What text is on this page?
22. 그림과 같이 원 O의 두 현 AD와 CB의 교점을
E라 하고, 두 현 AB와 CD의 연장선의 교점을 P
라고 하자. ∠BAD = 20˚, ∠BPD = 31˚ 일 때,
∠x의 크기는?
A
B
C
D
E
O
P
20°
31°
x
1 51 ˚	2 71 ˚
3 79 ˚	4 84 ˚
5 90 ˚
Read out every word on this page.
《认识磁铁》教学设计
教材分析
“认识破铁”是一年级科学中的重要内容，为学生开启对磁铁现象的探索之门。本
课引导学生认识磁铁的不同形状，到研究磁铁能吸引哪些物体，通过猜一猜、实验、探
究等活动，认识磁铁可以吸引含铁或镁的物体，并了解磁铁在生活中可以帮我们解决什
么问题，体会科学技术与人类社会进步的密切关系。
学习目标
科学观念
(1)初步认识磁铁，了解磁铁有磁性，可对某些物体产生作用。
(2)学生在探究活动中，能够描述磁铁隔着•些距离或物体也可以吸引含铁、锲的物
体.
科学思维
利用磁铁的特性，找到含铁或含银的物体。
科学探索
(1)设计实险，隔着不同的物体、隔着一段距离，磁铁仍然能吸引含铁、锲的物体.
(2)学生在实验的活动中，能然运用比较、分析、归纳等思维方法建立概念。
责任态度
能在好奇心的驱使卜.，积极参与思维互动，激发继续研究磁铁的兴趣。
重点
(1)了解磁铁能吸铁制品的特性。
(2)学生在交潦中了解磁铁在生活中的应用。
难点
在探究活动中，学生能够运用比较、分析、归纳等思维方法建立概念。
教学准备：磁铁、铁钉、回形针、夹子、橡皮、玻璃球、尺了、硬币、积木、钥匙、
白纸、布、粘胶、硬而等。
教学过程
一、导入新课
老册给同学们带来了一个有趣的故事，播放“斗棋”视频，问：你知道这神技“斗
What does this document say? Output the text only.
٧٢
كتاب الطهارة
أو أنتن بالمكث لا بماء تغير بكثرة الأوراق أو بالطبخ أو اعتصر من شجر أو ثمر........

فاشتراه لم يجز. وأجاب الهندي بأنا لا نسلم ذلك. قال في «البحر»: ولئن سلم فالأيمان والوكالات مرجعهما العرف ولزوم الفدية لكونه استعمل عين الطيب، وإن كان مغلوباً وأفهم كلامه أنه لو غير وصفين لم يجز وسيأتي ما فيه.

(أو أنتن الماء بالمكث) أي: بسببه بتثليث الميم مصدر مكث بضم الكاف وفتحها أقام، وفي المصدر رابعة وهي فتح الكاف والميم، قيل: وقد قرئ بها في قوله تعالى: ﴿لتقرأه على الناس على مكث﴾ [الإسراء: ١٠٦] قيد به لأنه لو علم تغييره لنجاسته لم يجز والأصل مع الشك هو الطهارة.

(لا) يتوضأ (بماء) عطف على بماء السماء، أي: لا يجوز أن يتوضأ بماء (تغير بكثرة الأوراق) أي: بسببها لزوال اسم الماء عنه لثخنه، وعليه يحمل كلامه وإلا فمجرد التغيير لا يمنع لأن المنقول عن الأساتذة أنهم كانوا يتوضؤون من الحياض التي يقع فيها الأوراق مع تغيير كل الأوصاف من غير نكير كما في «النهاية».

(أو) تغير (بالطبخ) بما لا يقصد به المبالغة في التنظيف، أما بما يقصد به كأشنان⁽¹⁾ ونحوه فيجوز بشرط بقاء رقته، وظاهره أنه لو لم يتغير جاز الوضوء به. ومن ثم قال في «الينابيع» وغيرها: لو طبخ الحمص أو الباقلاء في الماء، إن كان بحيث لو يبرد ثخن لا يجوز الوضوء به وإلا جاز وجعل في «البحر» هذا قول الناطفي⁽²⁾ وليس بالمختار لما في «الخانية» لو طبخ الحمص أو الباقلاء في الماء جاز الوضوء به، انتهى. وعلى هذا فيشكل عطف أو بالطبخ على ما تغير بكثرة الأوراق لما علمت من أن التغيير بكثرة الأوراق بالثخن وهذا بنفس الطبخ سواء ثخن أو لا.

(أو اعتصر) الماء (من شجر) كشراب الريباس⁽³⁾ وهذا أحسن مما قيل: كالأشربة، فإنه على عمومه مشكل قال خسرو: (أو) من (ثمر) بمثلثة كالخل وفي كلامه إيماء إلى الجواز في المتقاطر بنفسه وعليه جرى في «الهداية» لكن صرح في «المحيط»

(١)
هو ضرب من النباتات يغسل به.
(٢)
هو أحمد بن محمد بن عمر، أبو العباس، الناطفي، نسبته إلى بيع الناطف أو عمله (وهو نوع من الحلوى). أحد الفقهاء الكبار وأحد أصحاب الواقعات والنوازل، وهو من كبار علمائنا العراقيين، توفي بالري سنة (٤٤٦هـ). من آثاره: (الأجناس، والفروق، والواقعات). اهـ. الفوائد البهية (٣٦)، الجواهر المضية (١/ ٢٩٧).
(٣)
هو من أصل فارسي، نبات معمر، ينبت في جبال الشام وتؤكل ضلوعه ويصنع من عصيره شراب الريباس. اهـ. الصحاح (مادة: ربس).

Problem description: Repeat every record exactly as written, please.

Exercise solution:
What text is on this page?
22. 그림과 같이 원 O의 두 현 AD와 CB의 교점을
E라 하고, 두 현 AB와 CD의 연장선의 교점을 P
라고 하자. ∠BAD = 20˚, ∠BPD = 31˚ 일 때,
∠x의 크기는?
A
B
C
D
E
O
P
20°
31°
x
1 51 ˚	2 71 ˚
3 79 ˚	4 84 ˚
5 90 ˚
Read out every word on this page.
《认识磁铁》教学设计
教材分析
“认识破铁”是一年级科学中的重要内容，为学生开启对磁铁现象的探索之门。本
课引导学生认识磁铁的不同形状，到研究磁铁能吸引哪些物体，通过猜一猜、实验、探
究等活动，认识磁铁可以吸引含铁或镁的物体，并了解磁铁在生活中可以帮我们解决什
么问题，体会科学技术与人类社会进步的密切关系。
学习目标
科学观念
(1)初步认识磁铁，了解磁铁有磁性，可对某些物体产生作用。
(2)学生在探究活动中，能够描述磁铁隔着•些距离或物体也可以吸引含铁、锲的物
体.
科学思维
利用磁铁的特性，找到含铁或含银的物体。
科学探索
(1)设计实险，隔着不同的物体、隔着一段距离，磁铁仍然能吸引含铁、锲的物体.
(2)学生在实验的活动中，能然运用比较、分析、归纳等思维方法建立概念。
责任态度
能在好奇心的驱使卜.，积极参与思维互动，激发继续研究磁铁的兴趣。
重点
(1)了解磁铁能吸铁制品的特性。
(2)学生在交潦中了解磁铁在生活中的应用。
难点
在探究活动中，学生能够运用比较、分析、归纳等思维方法建立概念。
教学准备：磁铁、铁钉、回形针、夹子、橡皮、玻璃球、尺了、硬币、积木、钥匙、
白纸、布、粘胶、硬而等。
教学过程
一、导入新课
老册给同学们带来了一个有趣的故事，播放“斗棋”视频，问：你知道这神技“斗
What does this document say? Output the text only.
٧٢
كتاب الطهارة
أو أنتن بالمكث لا بماء تغير بكثرة الأوراق أو بالطبخ أو اعتصر من شجر أو ثمر........

فاشتراه لم يجز. وأجاب الهندي بأنا لا نسلم ذلك. قال في «البحر»: ولئن سلم فالأيمان والوكالات مرجعهما العرف ولزوم الفدية لكونه استعمل عين الطيب، وإن كان مغلوباً وأفهم كلامه أنه لو غير وصفين لم يجز وسيأتي ما فيه.

(أو أنتن الماء بالمكث) أي: بسببه بتثليث الميم مصدر مكث بضم الكاف وفتحها أقام، وفي المصدر رابعة وهي فتح الكاف والميم، قيل: وقد قرئ بها في قوله تعالى: ﴿لتقرأه على الناس على مكث﴾ [الإسراء: ١٠٦] قيد به لأنه لو علم تغييره لنجاسته لم يجز والأصل مع الشك هو الطهارة.

(لا) يتوضأ (بماء) عطف على بماء السماء، أي: لا يجوز أن يتوضأ بماء (تغير بكثرة الأوراق) أي: بسببها لزوال اسم الماء عنه لثخنه، وعليه يحمل كلامه وإلا فمجرد التغيير لا يمنع لأن المنقول عن الأساتذة أنهم كانوا يتوضؤون من الحياض التي يقع فيها الأوراق مع تغيير كل الأوصاف من غير نكير كما في «النهاية».

(أو) تغير (بالطبخ) بما لا يقصد به المبالغة في التنظيف، أما بما يقصد به كأشنان⁽¹⁾ ونحوه فيجوز بشرط بقاء رقته، وظاهره أنه لو لم يتغير جاز الوضوء به. ومن ثم قال في «الينابيع» وغيرها: لو طبخ الحمص أو الباقلاء في الماء، إن كان بحيث لو يبرد ثخن لا يجوز الوضوء به وإلا جاز وجعل في «البحر» هذا قول الناطفي⁽²⁾ وليس بالمختار لما في «الخانية» لو طبخ الحمص أو الباقلاء في الماء جاز الوضوء به، انتهى. وعلى هذا فيشكل عطف أو بالطبخ على ما تغير بكثرة الأوراق لما علمت من أن التغيير بكثرة الأوراق بالثخن وهذا بنفس الطبخ سواء ثخن أو لا.

(أو اعتصر) الماء (من شجر) كشراب الريباس⁽³⁾ وهذا أحسن مما قيل: كالأشربة، فإنه على عمومه مشكل قال خسرو: (أو) من (ثمر) بمثلثة كالخل وفي كلامه إيماء إلى الجواز في المتقاطر بنفسه وعليه جرى في «الهداية» لكن صرح في «المحيط»

(١)
هو ضرب من النباتات يغسل به.
(٢)
هو أحمد بن محمد بن عمر، أبو العباس، الناطفي، نسبته إلى بيع الناطف أو عمله (وهو نوع من الحلوى). أحد الفقهاء الكبار وأحد أصحاب الواقعات والنوازل، وهو من كبار علمائنا العراقيين، توفي بالري سنة (٤٤٦هـ). من آثاره: (الأجناس، والفروق، والواقعات). اهـ. الفوائد البهية (٣٦)، الجواهر المضية (١/ ٢٩٧).
(٣)
هو من أصل فارسي، نبات معمر، ينبت في جبال الشام وتؤكل ضلوعه ويصنع من عصيره شراب الريباس. اهـ. الصحاح (مادة: ربس).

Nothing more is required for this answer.